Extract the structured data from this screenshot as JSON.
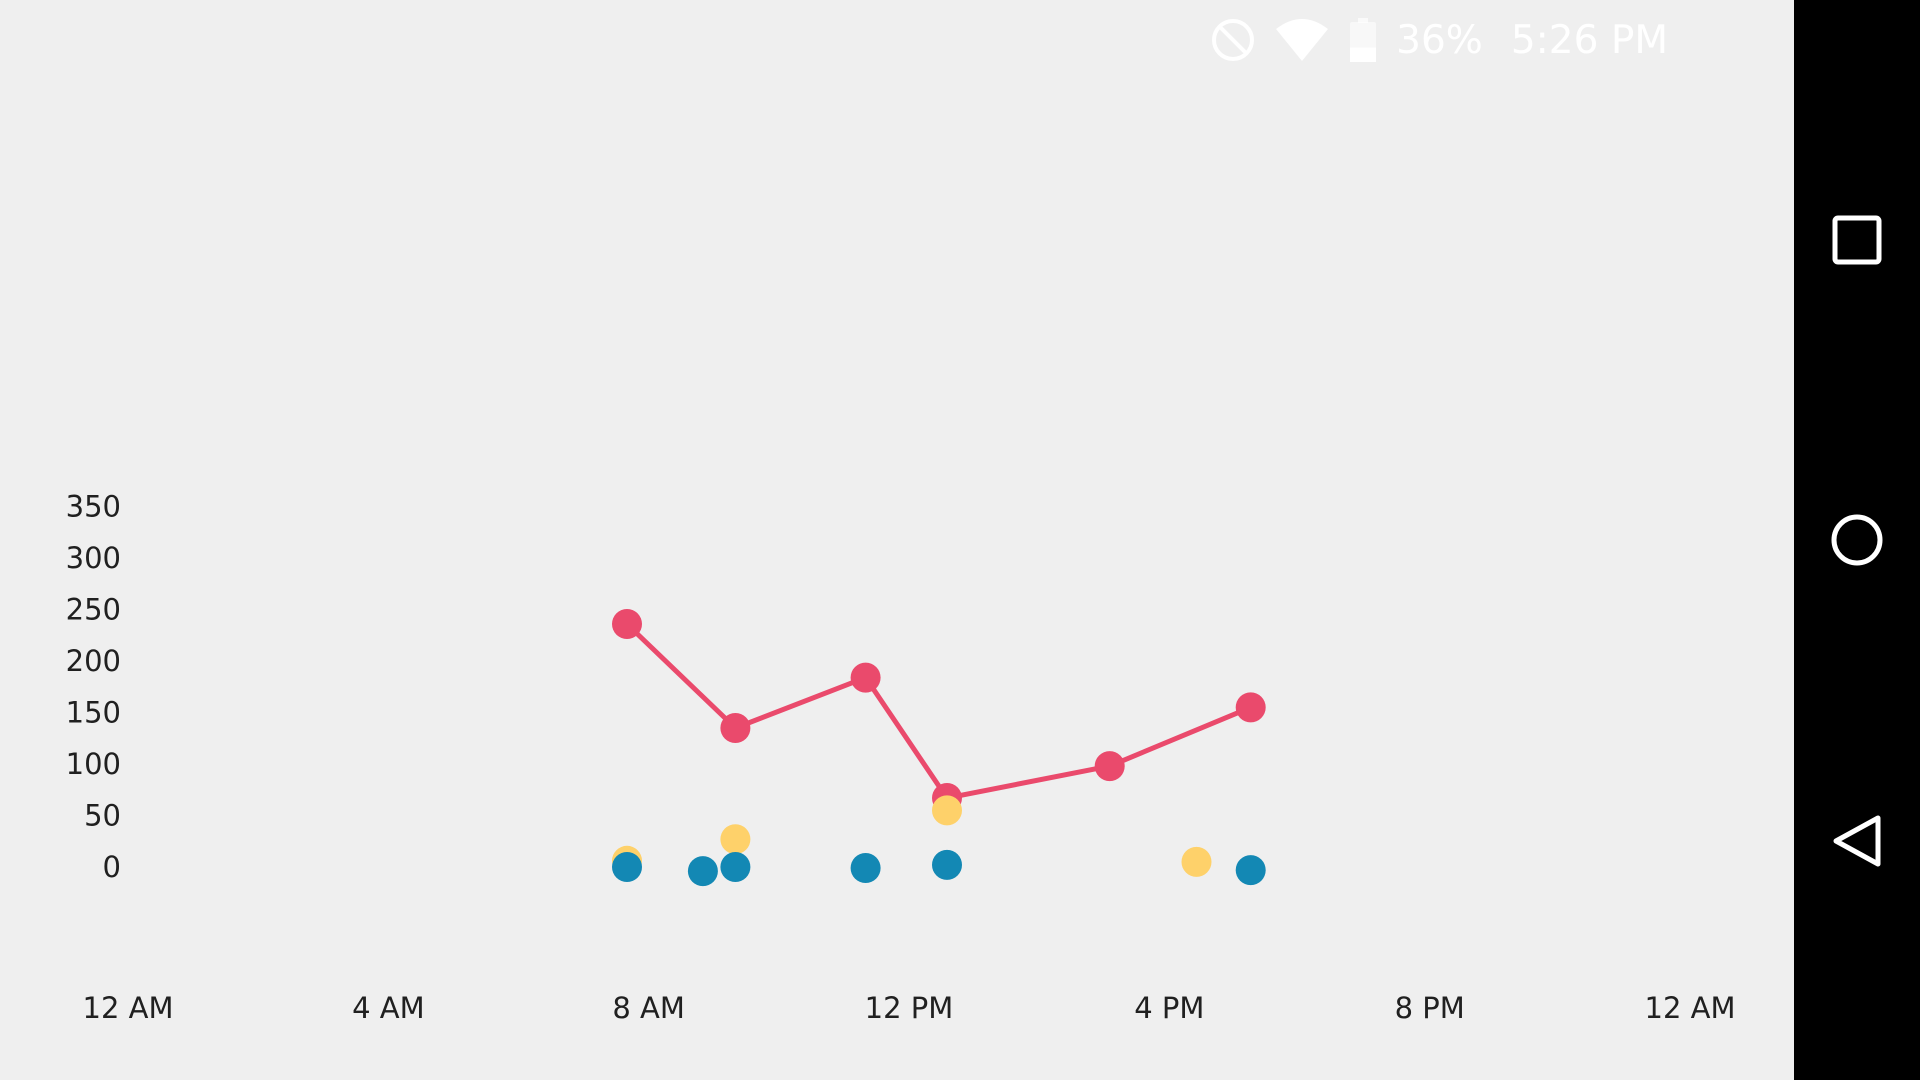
{
  "status_bar": {
    "battery_percent": "36%",
    "time": "5:26 PM",
    "icons": [
      "do-not-disturb-icon",
      "wifi-icon",
      "battery-icon"
    ],
    "battery_level": 0.36
  },
  "nav_bar": {
    "buttons": [
      "recent-apps-icon",
      "home-icon",
      "back-icon"
    ]
  },
  "colors": {
    "background": "#efefef",
    "series_red": "#ea4a6c",
    "series_yellow": "#fed16a",
    "series_blue": "#1388b4",
    "nav_bar": "#000000",
    "text": "#202020"
  },
  "chart_data": {
    "type": "line",
    "title": "",
    "xlabel": "",
    "ylabel": "",
    "x_ticks": [
      "12 AM",
      "4 AM",
      "8 AM",
      "12 PM",
      "4 PM",
      "8 PM",
      "12 AM"
    ],
    "x_tick_hours": [
      0,
      4,
      8,
      12,
      16,
      20,
      24
    ],
    "y_ticks": [
      "350",
      "300",
      "250",
      "200",
      "150",
      "100",
      "50",
      "0"
    ],
    "y_tick_values": [
      350,
      300,
      250,
      200,
      150,
      100,
      50,
      0
    ],
    "xlim_hours": [
      0,
      24
    ],
    "ylim": [
      0,
      350
    ],
    "grid": false,
    "legend": "none",
    "series": [
      {
        "style": "line-markers",
        "color": "#ea4a6c",
        "points": [
          {
            "x": "7:40 AM",
            "y": 236
          },
          {
            "x": "9:20 AM",
            "y": 135
          },
          {
            "x": "11:20 AM",
            "y": 184
          },
          {
            "x": "12:35 PM",
            "y": 67
          },
          {
            "x": "3:05 PM",
            "y": 98
          },
          {
            "x": "5:15 PM",
            "y": 155
          }
        ]
      },
      {
        "style": "markers",
        "color": "#fed16a",
        "points": [
          {
            "x": "7:40 AM",
            "y": 6
          },
          {
            "x": "9:20 AM",
            "y": 27
          },
          {
            "x": "12:35 PM",
            "y": 55
          },
          {
            "x": "4:25 PM",
            "y": 5
          }
        ]
      },
      {
        "style": "markers",
        "color": "#1388b4",
        "points": [
          {
            "x": "7:40 AM",
            "y": 0
          },
          {
            "x": "8:50 AM",
            "y": -4
          },
          {
            "x": "9:20 AM",
            "y": 0
          },
          {
            "x": "11:20 AM",
            "y": -1
          },
          {
            "x": "12:35 PM",
            "y": 2
          },
          {
            "x": "5:15 PM",
            "y": -3
          }
        ]
      }
    ]
  }
}
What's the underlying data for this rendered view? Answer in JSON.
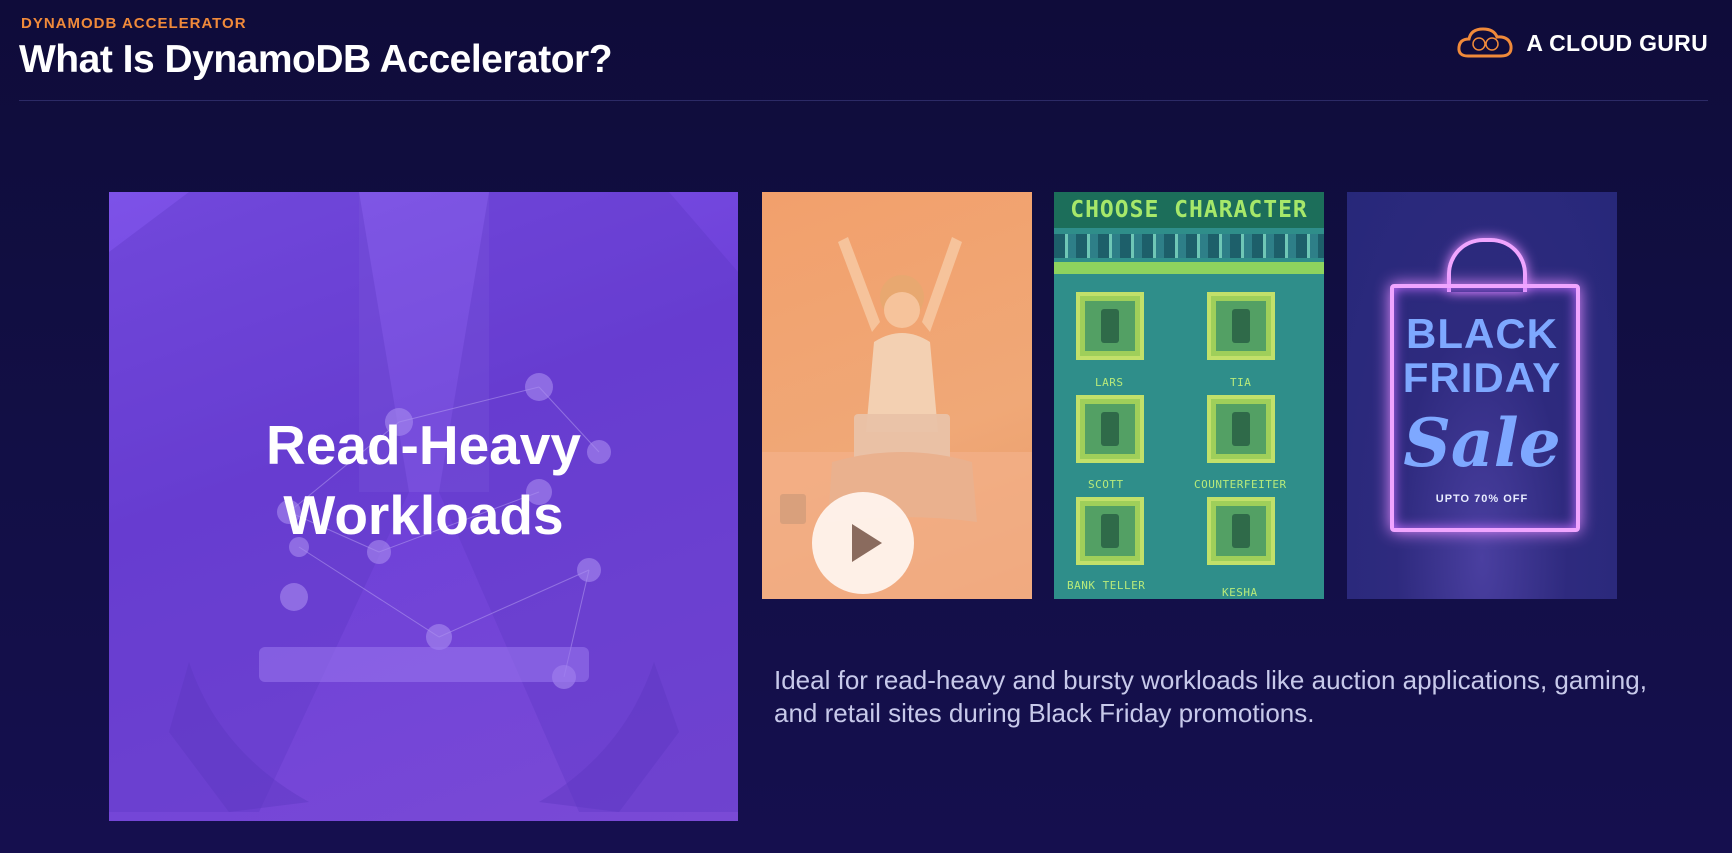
{
  "header": {
    "eyebrow": "DYNAMODB ACCELERATOR",
    "title": "What Is DynamoDB Accelerator?",
    "brand_name": "A CLOUD GURU"
  },
  "hero": {
    "title_line1": "Read-Heavy",
    "title_line2": "Workloads"
  },
  "panels": {
    "video": {
      "icon": "play-icon"
    },
    "game": {
      "heading": "CHOOSE CHARACTER",
      "characters": [
        "LARS",
        "TIA",
        "SCOTT",
        "COUNTERFEITER",
        "BANK TELLER",
        "KESHA"
      ]
    },
    "sale": {
      "line1": "BLACK",
      "line2": "FRIDAY",
      "line3": "Sale",
      "subtext": "UPTO 70% OFF"
    }
  },
  "description": "Ideal for read-heavy and bursty workloads like auction applications, gaming, and retail sites during Black Friday promotions.",
  "colors": {
    "background": "#120f45",
    "accent": "#f08a3a",
    "hero_overlay": "#7048de",
    "text_muted": "#c7c9ea"
  }
}
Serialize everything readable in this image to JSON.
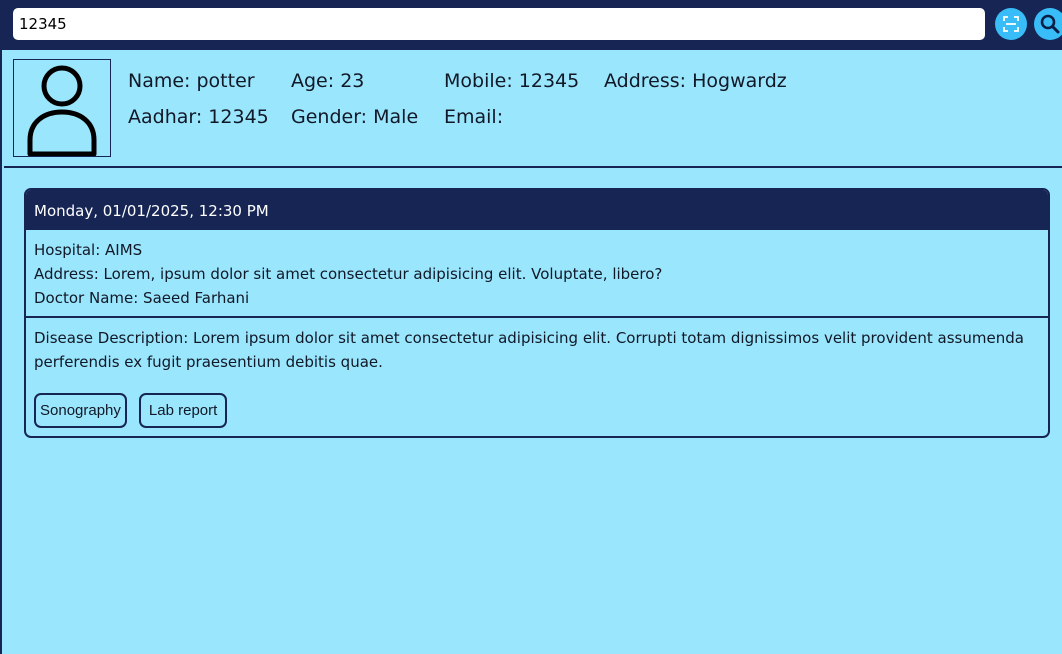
{
  "search": {
    "value": "12345",
    "placeholder": ""
  },
  "toolbar": {
    "scan_icon": "scan-icon",
    "search_icon": "search-icon",
    "accent_color": "#38bdf8",
    "bar_color": "#172554"
  },
  "patient": {
    "avatar_icon": "user-icon",
    "name": "Name: potter",
    "age": "Age: 23",
    "mobile": "Mobile: 12345",
    "address": "Address: Hogwardz",
    "aadhar": "Aadhar: 12345",
    "gender": "Gender: Male",
    "email": "Email:"
  },
  "visit": {
    "datetime": "Monday, 01/01/2025, 12:30 PM",
    "hospital": "Hospital: AIMS",
    "address": "Address: Lorem, ipsum dolor sit amet consectetur adipisicing elit. Voluptate, libero?",
    "doctor": "Doctor Name: Saeed Farhani",
    "description": "Disease Description: Lorem ipsum dolor sit amet consectetur adipisicing elit. Corrupti totam dignissimos velit provident assumenda perferendis ex fugit praesentium debitis quae.",
    "reports": [
      "Sonography",
      "Lab report"
    ]
  },
  "colors": {
    "background": "#9ae6fd",
    "dark": "#172554"
  }
}
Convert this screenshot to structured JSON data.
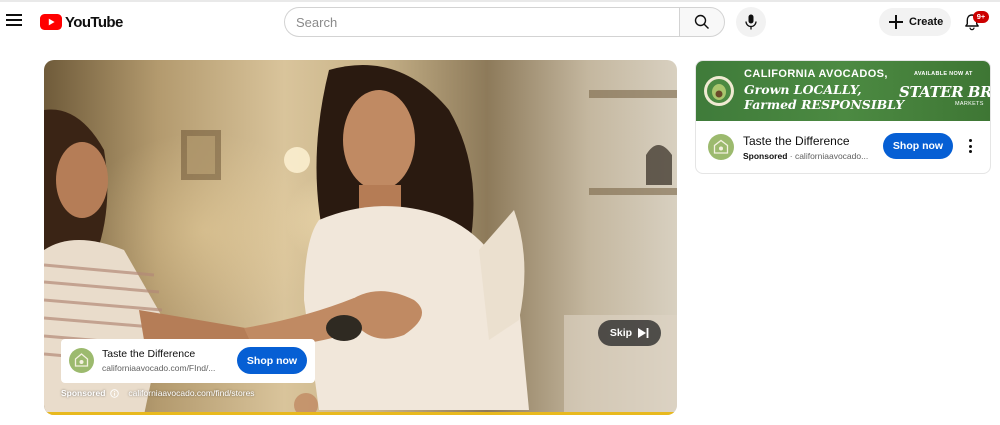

----

### Required task
Count how many lines of the data include the word "description". Your reply should be that number alone.

### Exercise solution
2